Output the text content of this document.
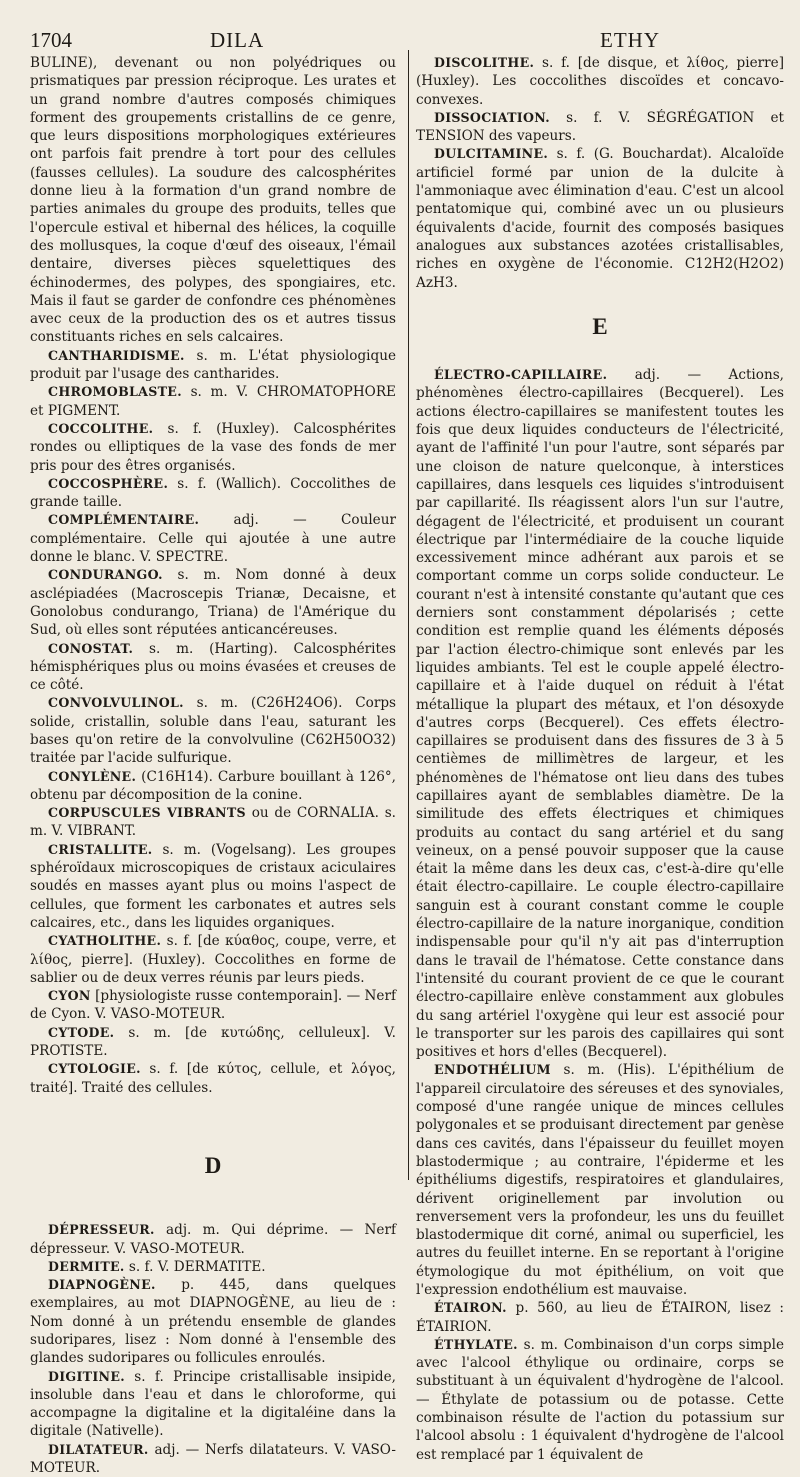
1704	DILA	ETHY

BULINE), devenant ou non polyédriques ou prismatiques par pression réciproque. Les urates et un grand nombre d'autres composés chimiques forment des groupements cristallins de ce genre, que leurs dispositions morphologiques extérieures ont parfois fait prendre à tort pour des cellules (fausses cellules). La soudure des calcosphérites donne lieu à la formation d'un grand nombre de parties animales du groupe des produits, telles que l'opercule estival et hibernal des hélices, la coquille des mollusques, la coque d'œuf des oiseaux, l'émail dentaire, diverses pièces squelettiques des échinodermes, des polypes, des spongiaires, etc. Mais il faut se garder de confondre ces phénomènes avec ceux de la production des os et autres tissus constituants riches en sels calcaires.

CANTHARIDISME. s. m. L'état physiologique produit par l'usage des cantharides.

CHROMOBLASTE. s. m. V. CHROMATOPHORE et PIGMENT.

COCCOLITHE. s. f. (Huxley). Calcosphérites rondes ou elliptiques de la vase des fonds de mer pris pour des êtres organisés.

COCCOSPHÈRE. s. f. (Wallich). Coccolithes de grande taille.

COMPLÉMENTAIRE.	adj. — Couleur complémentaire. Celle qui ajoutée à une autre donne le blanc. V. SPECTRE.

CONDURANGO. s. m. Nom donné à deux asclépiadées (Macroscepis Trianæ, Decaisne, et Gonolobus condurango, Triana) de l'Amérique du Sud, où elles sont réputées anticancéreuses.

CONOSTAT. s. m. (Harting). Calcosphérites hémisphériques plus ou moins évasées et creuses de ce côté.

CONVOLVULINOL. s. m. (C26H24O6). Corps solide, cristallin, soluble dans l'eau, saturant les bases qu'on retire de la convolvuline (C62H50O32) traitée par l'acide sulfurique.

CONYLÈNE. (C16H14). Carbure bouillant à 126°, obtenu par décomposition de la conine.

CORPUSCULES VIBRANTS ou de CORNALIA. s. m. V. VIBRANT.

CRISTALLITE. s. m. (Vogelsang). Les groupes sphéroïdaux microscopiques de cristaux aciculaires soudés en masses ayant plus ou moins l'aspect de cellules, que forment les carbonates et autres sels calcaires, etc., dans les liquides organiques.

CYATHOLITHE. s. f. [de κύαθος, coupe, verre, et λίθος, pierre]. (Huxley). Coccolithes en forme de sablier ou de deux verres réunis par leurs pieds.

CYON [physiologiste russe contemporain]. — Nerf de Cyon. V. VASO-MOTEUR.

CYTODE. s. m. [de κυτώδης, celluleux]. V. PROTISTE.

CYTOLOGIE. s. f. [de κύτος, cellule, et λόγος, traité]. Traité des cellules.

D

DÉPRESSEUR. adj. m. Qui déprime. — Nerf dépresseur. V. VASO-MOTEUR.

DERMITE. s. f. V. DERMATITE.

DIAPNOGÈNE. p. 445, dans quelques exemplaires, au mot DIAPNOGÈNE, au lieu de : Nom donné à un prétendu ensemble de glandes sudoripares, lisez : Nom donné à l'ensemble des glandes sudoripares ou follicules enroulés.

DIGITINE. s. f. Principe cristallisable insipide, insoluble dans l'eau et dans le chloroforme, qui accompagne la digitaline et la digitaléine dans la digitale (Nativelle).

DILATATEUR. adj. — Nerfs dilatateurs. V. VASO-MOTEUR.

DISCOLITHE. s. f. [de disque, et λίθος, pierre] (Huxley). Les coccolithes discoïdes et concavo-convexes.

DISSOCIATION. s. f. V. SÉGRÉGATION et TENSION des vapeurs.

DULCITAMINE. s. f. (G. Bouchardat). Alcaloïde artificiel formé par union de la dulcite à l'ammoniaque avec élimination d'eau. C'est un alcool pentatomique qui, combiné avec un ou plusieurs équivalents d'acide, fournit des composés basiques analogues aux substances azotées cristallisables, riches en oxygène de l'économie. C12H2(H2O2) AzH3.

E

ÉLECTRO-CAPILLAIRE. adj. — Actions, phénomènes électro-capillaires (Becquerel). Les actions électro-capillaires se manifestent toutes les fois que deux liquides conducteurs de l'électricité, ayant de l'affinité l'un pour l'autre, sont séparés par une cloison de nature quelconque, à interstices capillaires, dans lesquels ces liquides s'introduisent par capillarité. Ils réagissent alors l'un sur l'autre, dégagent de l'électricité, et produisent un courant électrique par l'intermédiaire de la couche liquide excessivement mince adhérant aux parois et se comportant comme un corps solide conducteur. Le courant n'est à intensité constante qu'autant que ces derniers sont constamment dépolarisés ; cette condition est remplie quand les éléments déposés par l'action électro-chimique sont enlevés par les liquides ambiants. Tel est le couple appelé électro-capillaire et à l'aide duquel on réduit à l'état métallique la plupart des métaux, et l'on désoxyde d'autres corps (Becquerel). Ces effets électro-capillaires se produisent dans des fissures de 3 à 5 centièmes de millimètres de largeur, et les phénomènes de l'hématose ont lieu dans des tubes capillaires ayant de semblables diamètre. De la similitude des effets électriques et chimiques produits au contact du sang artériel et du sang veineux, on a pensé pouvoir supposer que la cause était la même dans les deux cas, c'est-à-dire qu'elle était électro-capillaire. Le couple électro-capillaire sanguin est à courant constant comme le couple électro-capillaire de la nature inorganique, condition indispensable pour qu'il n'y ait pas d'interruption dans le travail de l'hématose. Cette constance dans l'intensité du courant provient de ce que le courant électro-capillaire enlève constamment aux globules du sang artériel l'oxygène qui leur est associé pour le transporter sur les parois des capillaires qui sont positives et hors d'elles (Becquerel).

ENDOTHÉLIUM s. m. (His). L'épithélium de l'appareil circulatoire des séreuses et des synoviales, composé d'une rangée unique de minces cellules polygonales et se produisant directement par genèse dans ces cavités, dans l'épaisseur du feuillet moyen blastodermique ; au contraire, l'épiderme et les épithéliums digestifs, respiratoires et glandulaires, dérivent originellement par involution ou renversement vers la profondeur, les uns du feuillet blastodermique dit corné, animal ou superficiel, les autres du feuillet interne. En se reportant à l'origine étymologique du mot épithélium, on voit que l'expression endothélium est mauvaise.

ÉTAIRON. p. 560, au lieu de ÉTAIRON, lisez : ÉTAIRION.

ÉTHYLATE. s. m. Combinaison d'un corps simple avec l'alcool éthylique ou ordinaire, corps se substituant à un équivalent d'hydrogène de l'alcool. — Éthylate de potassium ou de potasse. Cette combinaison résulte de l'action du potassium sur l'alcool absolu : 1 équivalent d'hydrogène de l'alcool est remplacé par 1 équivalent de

● ● ● ● ●

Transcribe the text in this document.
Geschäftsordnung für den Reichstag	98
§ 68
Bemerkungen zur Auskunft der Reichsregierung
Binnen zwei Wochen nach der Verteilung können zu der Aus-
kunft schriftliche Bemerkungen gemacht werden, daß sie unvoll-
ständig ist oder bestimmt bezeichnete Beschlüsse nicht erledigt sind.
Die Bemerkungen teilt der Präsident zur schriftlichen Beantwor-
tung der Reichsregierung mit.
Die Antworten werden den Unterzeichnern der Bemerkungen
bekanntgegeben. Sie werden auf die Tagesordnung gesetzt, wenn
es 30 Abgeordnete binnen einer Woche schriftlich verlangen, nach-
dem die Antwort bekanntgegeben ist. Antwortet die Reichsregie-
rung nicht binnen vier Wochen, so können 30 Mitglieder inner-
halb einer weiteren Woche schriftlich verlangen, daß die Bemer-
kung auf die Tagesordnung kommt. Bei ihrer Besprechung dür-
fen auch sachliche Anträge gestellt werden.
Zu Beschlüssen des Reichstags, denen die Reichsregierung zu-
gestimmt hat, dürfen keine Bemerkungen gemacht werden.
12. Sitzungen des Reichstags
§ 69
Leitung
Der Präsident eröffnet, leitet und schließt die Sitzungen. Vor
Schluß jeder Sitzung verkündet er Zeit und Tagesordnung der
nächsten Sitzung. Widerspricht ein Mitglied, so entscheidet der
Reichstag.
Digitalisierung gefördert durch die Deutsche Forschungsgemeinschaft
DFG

● ● ● ● ●

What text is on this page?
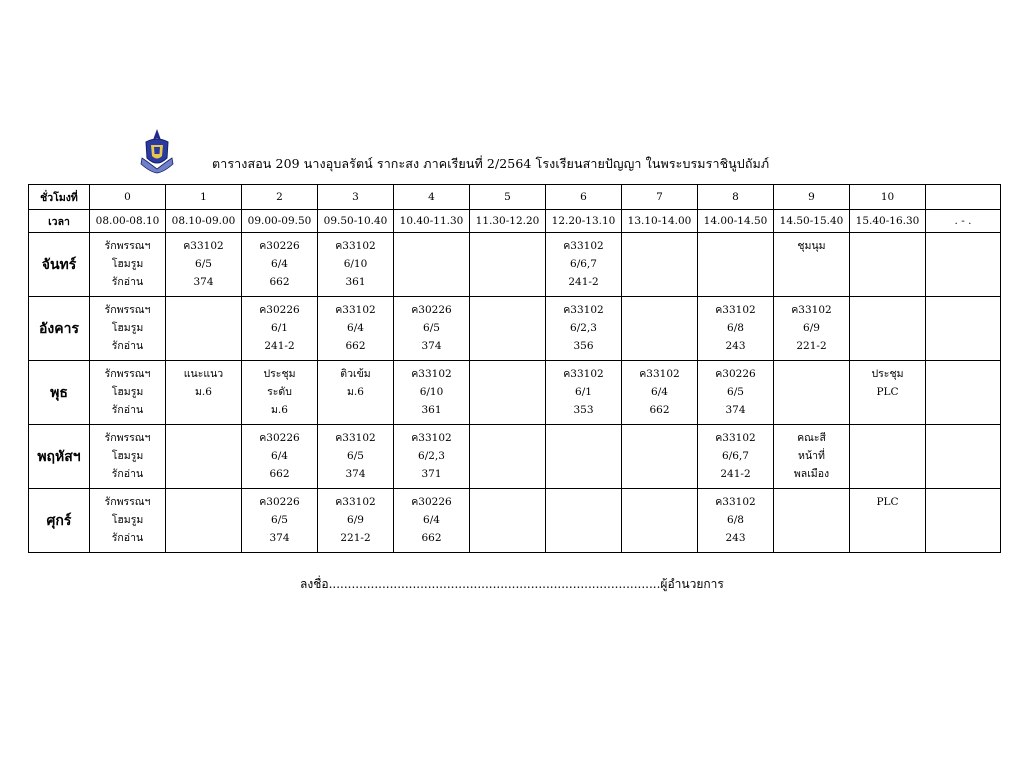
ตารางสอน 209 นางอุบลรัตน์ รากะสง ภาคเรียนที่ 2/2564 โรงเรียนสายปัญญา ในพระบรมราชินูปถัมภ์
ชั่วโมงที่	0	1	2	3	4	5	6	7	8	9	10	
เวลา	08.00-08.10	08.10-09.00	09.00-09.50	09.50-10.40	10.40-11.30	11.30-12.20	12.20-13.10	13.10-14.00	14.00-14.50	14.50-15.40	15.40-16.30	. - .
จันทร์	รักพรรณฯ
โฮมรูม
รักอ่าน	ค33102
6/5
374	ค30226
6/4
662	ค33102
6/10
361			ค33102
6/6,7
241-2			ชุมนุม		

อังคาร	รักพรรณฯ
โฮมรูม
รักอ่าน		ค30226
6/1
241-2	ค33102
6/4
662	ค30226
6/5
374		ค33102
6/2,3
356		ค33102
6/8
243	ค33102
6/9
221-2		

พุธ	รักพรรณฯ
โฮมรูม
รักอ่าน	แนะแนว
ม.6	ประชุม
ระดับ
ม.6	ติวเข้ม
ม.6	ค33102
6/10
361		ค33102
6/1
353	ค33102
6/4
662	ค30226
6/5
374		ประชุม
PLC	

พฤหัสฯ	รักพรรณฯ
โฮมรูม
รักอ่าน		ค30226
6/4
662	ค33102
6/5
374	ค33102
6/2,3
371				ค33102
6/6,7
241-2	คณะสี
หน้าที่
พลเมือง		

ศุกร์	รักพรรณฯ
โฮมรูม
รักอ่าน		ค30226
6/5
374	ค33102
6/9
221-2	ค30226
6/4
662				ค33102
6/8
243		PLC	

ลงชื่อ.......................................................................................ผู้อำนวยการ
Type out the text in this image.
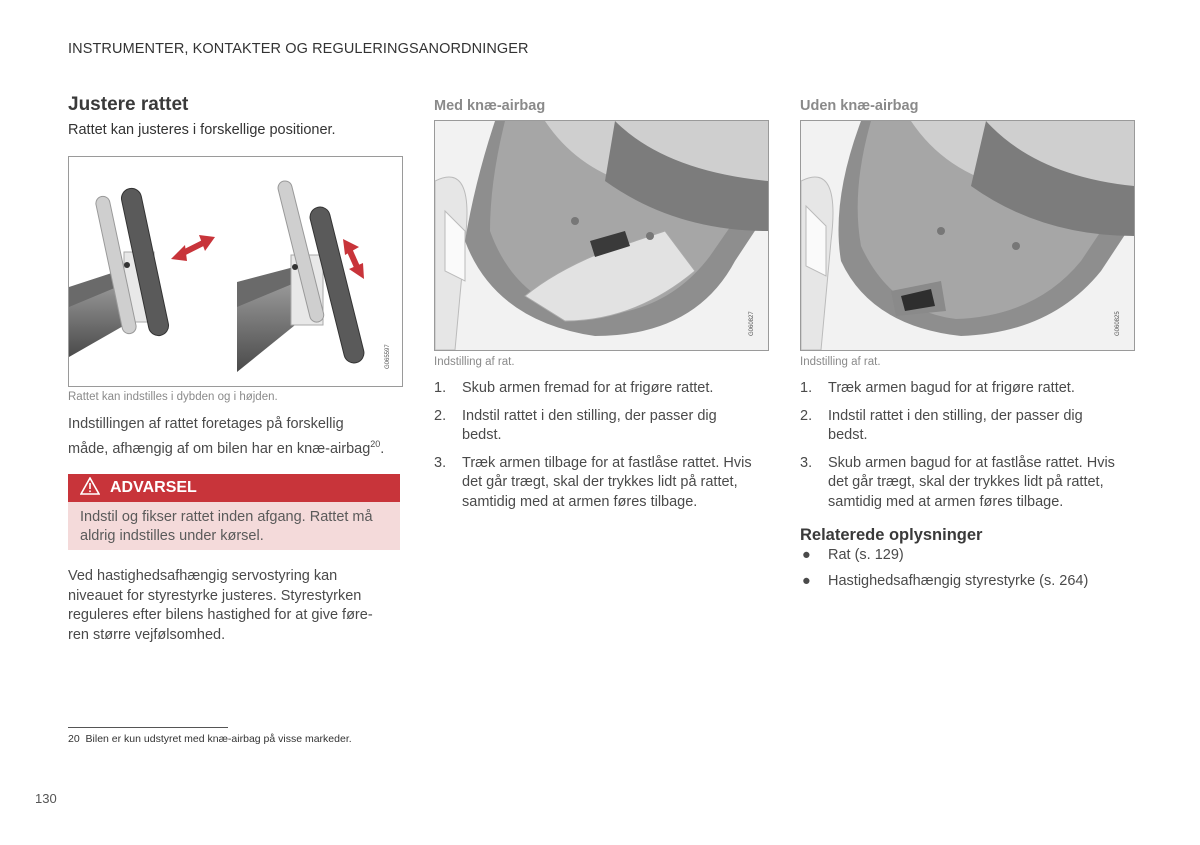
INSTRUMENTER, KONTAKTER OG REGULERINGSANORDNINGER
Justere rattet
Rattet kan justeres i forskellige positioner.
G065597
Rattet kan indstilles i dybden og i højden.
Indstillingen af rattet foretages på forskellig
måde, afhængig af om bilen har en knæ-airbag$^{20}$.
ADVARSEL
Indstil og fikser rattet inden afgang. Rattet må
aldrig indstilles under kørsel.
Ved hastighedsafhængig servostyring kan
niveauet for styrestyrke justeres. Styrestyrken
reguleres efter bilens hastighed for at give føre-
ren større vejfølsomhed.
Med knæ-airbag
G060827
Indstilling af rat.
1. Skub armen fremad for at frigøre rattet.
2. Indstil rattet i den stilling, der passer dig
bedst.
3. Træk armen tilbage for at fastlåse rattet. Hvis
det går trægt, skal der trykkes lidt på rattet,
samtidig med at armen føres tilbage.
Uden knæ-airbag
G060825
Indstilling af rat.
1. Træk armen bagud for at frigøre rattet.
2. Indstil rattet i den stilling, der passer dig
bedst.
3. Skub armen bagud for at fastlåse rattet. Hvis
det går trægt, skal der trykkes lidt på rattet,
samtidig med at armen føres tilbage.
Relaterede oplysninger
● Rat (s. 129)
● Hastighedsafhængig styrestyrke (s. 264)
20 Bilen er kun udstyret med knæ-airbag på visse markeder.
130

● ● ● ● ●

Problem:
Report all lines of the data that include the word "λίθος".

Answer to this exercise:
CYATHOLITHE. s. f. [de κύαθος, coupe, verre, et λίθος, pierre]. (Huxley). Coccolithes en forme de sablier ou de deux verres réunis par leurs pieds.
DISCOLITHE. s. f. [de disque, et λίθος, pierre] (Huxley). Les coccolithes discoïdes et concavo-convexes.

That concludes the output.